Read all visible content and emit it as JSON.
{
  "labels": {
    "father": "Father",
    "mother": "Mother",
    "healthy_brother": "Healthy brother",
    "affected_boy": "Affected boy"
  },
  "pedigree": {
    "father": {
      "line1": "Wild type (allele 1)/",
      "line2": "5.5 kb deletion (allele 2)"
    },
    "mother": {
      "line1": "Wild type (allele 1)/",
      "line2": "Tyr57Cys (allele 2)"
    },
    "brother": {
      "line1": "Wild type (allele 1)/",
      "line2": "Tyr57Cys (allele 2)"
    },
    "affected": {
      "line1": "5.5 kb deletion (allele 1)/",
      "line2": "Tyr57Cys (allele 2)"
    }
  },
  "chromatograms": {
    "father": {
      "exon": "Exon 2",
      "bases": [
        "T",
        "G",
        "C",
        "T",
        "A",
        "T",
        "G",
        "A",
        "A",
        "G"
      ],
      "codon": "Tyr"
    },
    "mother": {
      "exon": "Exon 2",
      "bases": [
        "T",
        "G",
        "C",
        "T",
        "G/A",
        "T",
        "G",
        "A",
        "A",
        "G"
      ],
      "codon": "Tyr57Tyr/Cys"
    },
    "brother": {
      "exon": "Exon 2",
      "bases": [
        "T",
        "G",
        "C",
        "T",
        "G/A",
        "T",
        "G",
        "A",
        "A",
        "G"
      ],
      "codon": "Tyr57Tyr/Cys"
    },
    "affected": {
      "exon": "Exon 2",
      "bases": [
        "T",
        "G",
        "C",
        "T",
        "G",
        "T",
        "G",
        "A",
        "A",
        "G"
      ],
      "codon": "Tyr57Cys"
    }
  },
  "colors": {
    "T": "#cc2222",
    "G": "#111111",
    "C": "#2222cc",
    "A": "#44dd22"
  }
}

===============

## Instructions to follow
Copy out all of the data exactly, leaving nothing out.

## Answer for the task
Read all visible content and emit it as JSON.
{
  "labels": {
    "father": "Father",
    "mother": "Mother",
    "healthy_brother": "Healthy brother",
    "affected_boy": "Affected boy"
  },
  "pedigree": {
    "father": {
      "line1": "Wild type (allele 1)/",
      "line2": "5.5 kb deletion (allele 2)"
    },
    "mother": {
      "line1": "Wild type (allele 1)/",
      "line2": "Tyr57Cys (allele 2)"
    },
    "brother": {
      "line1": "Wild type (allele 1)/",
      "line2": "Tyr57Cys (allele 2)"
    },
    "affected": {
      "line1": "5.5 kb deletion (allele 1)/",
      "line2": "Tyr57Cys (allele 2)"
    }
  },
  "chromatograms": {
    "father": {
      "exon": "Exon 2",
      "bases": [
        "T",
        "G",
        "C",
        "T",
        "A",
        "T",
        "G",
        "A",
        "A",
        "G"
      ],
      "codon": "Tyr"
    },
    "mother": {
      "exon": "Exon 2",
      "bases": [
        "T",
        "G",
        "C",
        "T",
        "G/A",
        "T",
        "G",
        "A",
        "A",
        "G"
      ],
      "codon": "Tyr57Tyr/Cys"
    },
    "brother": {
      "exon": "Exon 2",
      "bases": [
        "T",
        "G",
        "C",
        "T",
        "G/A",
        "T",
        "G",
        "A",
        "A",
        "G"
      ],
      "codon": "Tyr57Tyr/Cys"
    },
    "affected": {
      "exon": "Exon 2",
      "bases": [
        "T",
        "G",
        "C",
        "T",
        "G",
        "T",
        "G",
        "A",
        "A",
        "G"
      ],
      "codon": "Tyr57Cys"
    }
  },
  "colors": {
    "T": "#cc2222",
    "G": "#111111",
    "C": "#2222cc",
    "A": "#44dd22"
  }
}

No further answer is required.